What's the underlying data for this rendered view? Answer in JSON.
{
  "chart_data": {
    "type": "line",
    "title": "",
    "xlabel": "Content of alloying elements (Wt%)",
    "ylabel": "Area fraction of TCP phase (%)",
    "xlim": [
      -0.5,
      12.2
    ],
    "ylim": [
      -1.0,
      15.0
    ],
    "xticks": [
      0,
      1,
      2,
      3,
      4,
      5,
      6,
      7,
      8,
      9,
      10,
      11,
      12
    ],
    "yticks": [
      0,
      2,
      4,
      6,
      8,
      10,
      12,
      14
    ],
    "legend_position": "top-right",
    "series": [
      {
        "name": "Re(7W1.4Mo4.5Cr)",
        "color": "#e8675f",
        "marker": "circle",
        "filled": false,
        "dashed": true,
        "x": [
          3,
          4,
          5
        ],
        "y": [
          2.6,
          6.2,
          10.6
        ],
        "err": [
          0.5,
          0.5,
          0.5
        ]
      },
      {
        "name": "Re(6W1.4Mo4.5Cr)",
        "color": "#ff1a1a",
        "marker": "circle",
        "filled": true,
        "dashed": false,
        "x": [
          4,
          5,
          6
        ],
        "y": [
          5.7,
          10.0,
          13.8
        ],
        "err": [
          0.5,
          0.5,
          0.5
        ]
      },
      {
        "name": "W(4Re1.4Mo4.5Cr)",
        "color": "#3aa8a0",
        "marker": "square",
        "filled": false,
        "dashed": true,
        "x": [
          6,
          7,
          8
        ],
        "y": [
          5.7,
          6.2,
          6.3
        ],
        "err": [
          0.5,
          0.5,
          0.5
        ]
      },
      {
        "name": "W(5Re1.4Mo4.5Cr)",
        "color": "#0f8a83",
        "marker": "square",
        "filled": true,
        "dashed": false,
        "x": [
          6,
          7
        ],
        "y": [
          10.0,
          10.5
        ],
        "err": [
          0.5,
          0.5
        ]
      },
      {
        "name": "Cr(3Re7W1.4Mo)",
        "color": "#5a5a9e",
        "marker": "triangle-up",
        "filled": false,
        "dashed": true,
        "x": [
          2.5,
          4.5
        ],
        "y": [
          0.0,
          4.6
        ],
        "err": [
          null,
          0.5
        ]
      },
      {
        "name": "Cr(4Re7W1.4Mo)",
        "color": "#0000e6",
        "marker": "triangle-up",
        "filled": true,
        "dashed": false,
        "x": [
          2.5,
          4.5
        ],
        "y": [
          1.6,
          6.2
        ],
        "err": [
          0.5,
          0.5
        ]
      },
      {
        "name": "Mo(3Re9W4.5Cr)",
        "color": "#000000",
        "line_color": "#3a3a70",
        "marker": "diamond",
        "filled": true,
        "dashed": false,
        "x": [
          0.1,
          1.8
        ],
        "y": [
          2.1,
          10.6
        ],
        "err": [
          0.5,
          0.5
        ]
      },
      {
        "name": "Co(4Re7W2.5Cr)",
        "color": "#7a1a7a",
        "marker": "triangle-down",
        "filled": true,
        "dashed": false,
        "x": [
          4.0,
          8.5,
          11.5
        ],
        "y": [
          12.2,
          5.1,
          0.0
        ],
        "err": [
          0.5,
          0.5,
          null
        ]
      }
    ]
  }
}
####################
Would you give the material above again, complete and exact?

What's the underlying data for this rendered view? Answer in JSON.
{
  "chart_data": {
    "type": "line",
    "title": "",
    "xlabel": "Content of alloying elements (Wt%)",
    "ylabel": "Area fraction of TCP phase (%)",
    "xlim": [
      -0.5,
      12.2
    ],
    "ylim": [
      -1.0,
      15.0
    ],
    "xticks": [
      0,
      1,
      2,
      3,
      4,
      5,
      6,
      7,
      8,
      9,
      10,
      11,
      12
    ],
    "yticks": [
      0,
      2,
      4,
      6,
      8,
      10,
      12,
      14
    ],
    "legend_position": "top-right",
    "series": [
      {
        "name": "Re(7W1.4Mo4.5Cr)",
        "color": "#e8675f",
        "marker": "circle",
        "filled": false,
        "dashed": true,
        "x": [
          3,
          4,
          5
        ],
        "y": [
          2.6,
          6.2,
          10.6
        ],
        "err": [
          0.5,
          0.5,
          0.5
        ]
      },
      {
        "name": "Re(6W1.4Mo4.5Cr)",
        "color": "#ff1a1a",
        "marker": "circle",
        "filled": true,
        "dashed": false,
        "x": [
          4,
          5,
          6
        ],
        "y": [
          5.7,
          10.0,
          13.8
        ],
        "err": [
          0.5,
          0.5,
          0.5
        ]
      },
      {
        "name": "W(4Re1.4Mo4.5Cr)",
        "color": "#3aa8a0",
        "marker": "square",
        "filled": false,
        "dashed": true,
        "x": [
          6,
          7,
          8
        ],
        "y": [
          5.7,
          6.2,
          6.3
        ],
        "err": [
          0.5,
          0.5,
          0.5
        ]
      },
      {
        "name": "W(5Re1.4Mo4.5Cr)",
        "color": "#0f8a83",
        "marker": "square",
        "filled": true,
        "dashed": false,
        "x": [
          6,
          7
        ],
        "y": [
          10.0,
          10.5
        ],
        "err": [
          0.5,
          0.5
        ]
      },
      {
        "name": "Cr(3Re7W1.4Mo)",
        "color": "#5a5a9e",
        "marker": "triangle-up",
        "filled": false,
        "dashed": true,
        "x": [
          2.5,
          4.5
        ],
        "y": [
          0.0,
          4.6
        ],
        "err": [
          null,
          0.5
        ]
      },
      {
        "name": "Cr(4Re7W1.4Mo)",
        "color": "#0000e6",
        "marker": "triangle-up",
        "filled": true,
        "dashed": false,
        "x": [
          2.5,
          4.5
        ],
        "y": [
          1.6,
          6.2
        ],
        "err": [
          0.5,
          0.5
        ]
      },
      {
        "name": "Mo(3Re9W4.5Cr)",
        "color": "#000000",
        "line_color": "#3a3a70",
        "marker": "diamond",
        "filled": true,
        "dashed": false,
        "x": [
          0.1,
          1.8
        ],
        "y": [
          2.1,
          10.6
        ],
        "err": [
          0.5,
          0.5
        ]
      },
      {
        "name": "Co(4Re7W2.5Cr)",
        "color": "#7a1a7a",
        "marker": "triangle-down",
        "filled": true,
        "dashed": false,
        "x": [
          4.0,
          8.5,
          11.5
        ],
        "y": [
          12.2,
          5.1,
          0.0
        ],
        "err": [
          0.5,
          0.5,
          null
        ]
      }
    ]
  }
}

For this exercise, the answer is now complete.